◆ What you have to do ◆
Reply with one number: the count of lines in the records below that hold "interventions".

[Source records]
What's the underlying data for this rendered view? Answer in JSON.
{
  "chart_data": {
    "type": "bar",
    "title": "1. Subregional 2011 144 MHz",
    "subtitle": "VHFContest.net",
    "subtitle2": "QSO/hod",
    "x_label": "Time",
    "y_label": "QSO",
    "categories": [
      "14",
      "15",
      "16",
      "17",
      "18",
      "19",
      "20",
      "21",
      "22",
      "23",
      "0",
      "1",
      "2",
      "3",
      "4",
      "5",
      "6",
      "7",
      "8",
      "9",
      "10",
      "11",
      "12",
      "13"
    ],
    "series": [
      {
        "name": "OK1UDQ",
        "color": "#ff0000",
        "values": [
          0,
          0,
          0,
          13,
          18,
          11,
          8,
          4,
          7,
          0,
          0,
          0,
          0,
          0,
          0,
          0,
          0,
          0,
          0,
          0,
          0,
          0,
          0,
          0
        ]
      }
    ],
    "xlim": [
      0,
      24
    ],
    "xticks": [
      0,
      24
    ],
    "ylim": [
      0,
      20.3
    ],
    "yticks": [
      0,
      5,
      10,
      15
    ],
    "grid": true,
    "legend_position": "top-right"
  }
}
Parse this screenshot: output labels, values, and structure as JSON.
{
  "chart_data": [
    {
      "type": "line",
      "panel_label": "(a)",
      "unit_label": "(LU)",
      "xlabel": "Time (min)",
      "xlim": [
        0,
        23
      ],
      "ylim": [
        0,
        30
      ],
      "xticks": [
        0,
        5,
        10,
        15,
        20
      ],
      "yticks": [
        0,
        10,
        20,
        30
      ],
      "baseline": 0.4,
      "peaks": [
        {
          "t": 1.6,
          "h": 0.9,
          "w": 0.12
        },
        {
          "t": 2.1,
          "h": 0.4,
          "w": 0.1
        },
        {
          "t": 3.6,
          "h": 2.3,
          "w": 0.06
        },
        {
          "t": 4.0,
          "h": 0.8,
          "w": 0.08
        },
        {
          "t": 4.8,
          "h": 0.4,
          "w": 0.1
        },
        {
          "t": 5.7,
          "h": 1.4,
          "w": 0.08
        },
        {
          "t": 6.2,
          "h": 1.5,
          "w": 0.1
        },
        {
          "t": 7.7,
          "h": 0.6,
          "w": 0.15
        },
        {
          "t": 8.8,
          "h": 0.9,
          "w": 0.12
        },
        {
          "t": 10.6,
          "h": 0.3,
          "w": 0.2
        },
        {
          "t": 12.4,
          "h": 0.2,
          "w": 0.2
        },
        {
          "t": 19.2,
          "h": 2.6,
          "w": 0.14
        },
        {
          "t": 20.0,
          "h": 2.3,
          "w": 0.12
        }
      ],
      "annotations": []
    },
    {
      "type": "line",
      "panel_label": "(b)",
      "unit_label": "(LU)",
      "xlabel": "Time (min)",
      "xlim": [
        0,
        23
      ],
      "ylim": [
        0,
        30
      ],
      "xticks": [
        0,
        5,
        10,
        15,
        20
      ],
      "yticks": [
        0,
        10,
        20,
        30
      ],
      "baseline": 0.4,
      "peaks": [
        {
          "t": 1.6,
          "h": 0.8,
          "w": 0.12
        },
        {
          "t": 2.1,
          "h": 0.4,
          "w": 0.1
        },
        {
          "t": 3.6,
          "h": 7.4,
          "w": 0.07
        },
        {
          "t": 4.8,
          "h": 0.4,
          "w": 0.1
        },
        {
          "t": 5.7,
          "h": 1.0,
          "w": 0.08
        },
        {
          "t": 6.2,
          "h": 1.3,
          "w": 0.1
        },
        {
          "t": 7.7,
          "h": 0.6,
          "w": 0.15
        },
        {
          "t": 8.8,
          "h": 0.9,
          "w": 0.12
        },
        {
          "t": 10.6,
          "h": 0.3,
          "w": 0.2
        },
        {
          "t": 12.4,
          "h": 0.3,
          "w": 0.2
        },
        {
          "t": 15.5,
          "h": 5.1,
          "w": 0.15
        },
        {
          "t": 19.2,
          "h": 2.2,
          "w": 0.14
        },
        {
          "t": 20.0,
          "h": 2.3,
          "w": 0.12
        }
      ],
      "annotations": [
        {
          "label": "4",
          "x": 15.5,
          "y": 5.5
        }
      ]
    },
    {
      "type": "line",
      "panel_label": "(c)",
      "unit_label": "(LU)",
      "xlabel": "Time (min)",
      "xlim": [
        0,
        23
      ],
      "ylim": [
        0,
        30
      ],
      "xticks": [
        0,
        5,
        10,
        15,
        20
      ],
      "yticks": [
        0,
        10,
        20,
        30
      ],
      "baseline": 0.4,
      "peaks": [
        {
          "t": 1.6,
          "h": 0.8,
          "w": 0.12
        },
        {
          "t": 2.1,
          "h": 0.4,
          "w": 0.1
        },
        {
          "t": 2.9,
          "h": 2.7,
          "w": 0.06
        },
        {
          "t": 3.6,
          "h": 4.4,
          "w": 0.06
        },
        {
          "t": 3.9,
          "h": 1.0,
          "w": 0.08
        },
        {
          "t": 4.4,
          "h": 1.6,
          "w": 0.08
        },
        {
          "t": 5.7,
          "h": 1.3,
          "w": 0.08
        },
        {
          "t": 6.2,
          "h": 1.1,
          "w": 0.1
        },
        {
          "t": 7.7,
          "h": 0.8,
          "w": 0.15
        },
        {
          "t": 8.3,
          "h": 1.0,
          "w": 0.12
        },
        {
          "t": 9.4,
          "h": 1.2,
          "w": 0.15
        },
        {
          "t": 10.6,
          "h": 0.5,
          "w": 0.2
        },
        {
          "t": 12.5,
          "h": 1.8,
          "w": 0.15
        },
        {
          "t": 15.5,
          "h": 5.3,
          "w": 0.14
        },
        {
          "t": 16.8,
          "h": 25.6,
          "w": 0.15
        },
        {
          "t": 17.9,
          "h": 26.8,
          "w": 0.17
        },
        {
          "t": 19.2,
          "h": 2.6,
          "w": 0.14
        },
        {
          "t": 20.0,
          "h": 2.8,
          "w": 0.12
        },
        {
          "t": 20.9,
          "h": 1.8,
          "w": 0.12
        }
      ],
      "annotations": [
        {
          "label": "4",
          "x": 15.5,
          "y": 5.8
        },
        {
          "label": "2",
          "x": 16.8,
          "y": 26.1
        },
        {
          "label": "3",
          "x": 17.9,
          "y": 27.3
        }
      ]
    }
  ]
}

==

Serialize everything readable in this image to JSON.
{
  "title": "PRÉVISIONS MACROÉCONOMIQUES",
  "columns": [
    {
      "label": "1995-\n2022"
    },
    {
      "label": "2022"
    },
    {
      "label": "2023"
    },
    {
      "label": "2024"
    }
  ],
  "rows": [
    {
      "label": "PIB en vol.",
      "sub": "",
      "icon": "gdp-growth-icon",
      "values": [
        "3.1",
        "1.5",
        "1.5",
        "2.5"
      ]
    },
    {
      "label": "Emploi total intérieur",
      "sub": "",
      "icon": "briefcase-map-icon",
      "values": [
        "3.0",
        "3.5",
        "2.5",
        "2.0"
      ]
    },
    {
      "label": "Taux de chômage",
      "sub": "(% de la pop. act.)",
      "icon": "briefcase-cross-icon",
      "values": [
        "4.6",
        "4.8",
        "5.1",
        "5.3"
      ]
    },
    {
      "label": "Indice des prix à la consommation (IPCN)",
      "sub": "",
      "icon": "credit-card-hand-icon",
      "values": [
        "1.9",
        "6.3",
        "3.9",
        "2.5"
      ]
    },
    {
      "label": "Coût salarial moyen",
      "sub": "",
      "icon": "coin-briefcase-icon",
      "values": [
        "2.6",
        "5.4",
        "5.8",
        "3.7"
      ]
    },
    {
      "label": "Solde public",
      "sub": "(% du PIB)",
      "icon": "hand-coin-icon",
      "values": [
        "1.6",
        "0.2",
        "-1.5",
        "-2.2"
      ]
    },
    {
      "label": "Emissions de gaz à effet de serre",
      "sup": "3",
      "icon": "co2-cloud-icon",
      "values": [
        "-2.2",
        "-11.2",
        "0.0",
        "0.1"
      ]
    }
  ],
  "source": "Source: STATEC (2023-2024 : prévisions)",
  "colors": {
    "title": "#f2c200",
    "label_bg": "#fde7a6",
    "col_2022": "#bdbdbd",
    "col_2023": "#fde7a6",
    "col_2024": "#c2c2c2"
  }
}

---

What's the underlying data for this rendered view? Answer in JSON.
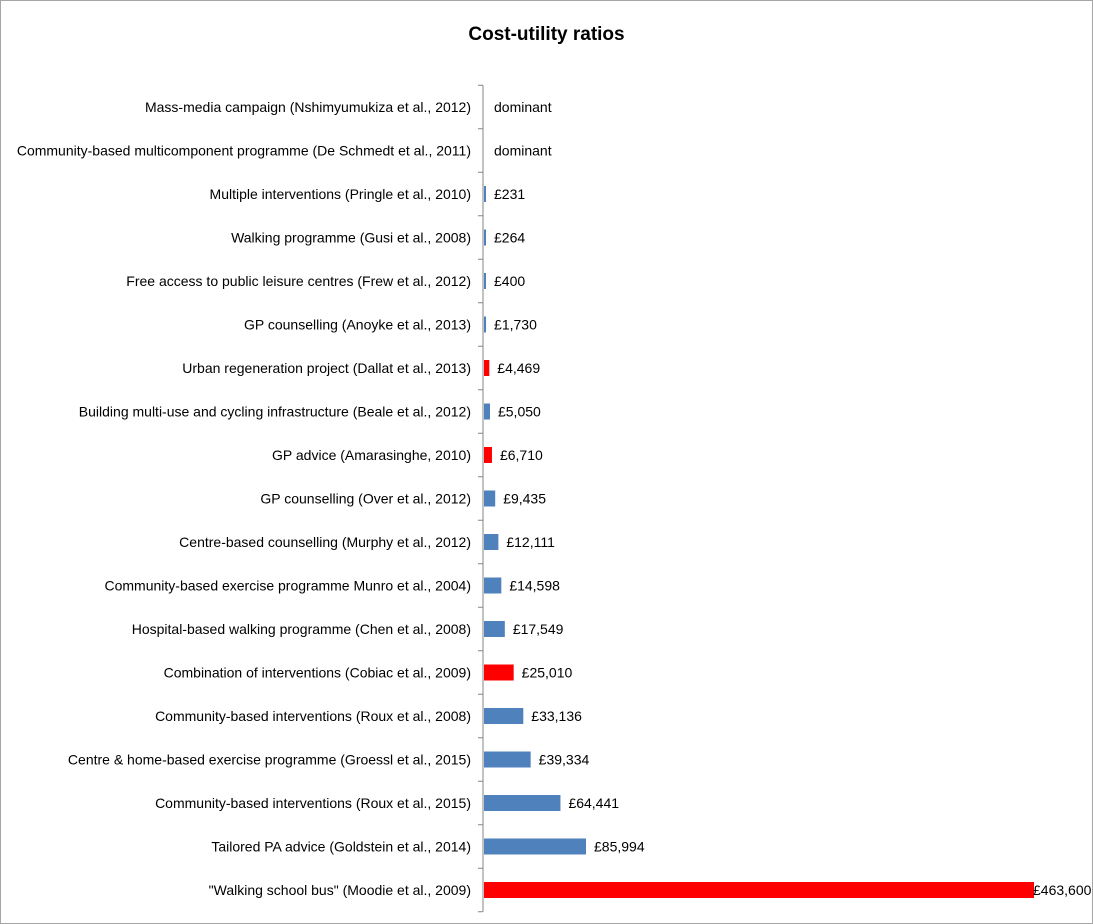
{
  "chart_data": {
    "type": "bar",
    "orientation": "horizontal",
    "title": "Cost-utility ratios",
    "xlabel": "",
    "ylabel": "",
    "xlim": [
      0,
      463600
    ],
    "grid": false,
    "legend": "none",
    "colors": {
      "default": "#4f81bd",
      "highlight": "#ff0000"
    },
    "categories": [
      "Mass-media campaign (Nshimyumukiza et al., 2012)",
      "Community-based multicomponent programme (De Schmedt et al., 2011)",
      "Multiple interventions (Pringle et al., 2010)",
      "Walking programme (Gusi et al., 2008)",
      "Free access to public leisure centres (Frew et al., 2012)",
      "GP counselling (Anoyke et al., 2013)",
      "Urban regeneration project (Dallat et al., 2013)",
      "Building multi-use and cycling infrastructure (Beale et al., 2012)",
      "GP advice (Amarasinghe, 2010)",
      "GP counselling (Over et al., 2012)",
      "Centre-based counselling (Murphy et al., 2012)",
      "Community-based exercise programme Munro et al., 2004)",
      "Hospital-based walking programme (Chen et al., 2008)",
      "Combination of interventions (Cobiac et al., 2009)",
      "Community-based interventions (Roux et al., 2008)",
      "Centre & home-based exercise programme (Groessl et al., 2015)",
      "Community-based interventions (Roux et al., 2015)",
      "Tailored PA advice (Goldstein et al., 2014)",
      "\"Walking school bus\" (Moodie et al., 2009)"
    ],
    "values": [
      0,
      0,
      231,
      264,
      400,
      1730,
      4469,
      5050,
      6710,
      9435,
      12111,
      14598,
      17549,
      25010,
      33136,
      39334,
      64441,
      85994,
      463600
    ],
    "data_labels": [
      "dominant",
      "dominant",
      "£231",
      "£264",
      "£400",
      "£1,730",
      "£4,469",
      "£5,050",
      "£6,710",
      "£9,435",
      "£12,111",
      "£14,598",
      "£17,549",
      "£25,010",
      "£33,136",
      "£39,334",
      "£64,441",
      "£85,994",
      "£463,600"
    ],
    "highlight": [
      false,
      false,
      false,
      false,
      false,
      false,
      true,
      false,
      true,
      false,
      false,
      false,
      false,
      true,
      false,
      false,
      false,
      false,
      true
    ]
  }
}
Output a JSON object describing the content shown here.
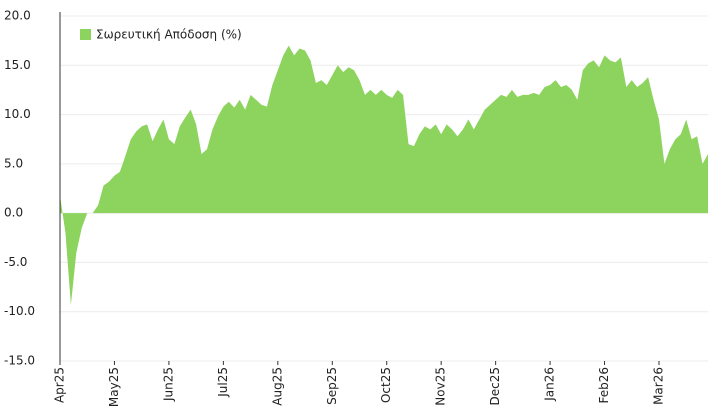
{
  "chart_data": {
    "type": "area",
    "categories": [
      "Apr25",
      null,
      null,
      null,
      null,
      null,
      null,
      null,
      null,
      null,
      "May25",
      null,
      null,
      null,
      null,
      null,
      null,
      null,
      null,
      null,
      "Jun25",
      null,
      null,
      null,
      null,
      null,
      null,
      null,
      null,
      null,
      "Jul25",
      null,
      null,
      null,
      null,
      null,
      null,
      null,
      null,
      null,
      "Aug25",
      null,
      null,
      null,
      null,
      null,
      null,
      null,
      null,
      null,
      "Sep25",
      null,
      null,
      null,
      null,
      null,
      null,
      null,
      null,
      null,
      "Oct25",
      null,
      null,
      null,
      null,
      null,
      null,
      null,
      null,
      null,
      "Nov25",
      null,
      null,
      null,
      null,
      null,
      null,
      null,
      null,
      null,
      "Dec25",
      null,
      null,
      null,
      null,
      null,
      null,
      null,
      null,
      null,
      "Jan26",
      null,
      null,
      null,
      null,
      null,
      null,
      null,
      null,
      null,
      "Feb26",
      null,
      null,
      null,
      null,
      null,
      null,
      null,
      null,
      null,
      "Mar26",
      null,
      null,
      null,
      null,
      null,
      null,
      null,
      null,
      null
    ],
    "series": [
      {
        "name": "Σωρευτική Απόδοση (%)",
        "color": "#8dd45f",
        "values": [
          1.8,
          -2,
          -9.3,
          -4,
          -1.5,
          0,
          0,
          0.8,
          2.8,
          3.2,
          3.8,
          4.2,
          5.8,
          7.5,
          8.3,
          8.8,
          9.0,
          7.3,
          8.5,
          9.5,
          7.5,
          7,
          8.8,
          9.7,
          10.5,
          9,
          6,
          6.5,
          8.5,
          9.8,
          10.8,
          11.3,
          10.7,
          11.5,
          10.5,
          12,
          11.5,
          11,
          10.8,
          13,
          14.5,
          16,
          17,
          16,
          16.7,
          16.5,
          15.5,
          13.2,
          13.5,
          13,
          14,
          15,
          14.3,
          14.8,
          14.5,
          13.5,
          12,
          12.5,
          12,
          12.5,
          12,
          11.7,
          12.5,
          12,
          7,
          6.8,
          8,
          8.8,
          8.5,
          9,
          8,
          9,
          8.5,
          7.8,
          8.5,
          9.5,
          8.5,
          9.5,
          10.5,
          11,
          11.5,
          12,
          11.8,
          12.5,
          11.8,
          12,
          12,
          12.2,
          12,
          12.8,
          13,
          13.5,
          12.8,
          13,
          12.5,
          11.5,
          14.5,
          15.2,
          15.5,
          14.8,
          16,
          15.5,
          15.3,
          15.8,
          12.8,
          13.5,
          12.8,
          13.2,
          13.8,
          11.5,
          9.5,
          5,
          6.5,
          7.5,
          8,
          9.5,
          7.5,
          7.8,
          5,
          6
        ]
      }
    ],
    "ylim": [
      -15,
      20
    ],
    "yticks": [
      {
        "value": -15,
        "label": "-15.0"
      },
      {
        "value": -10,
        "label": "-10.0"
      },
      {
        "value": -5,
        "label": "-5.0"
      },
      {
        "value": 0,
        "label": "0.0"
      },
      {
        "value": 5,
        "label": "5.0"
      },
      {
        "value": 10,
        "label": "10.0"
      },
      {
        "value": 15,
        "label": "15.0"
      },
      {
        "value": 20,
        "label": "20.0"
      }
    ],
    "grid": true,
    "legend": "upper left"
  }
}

◆ The reply ◆
4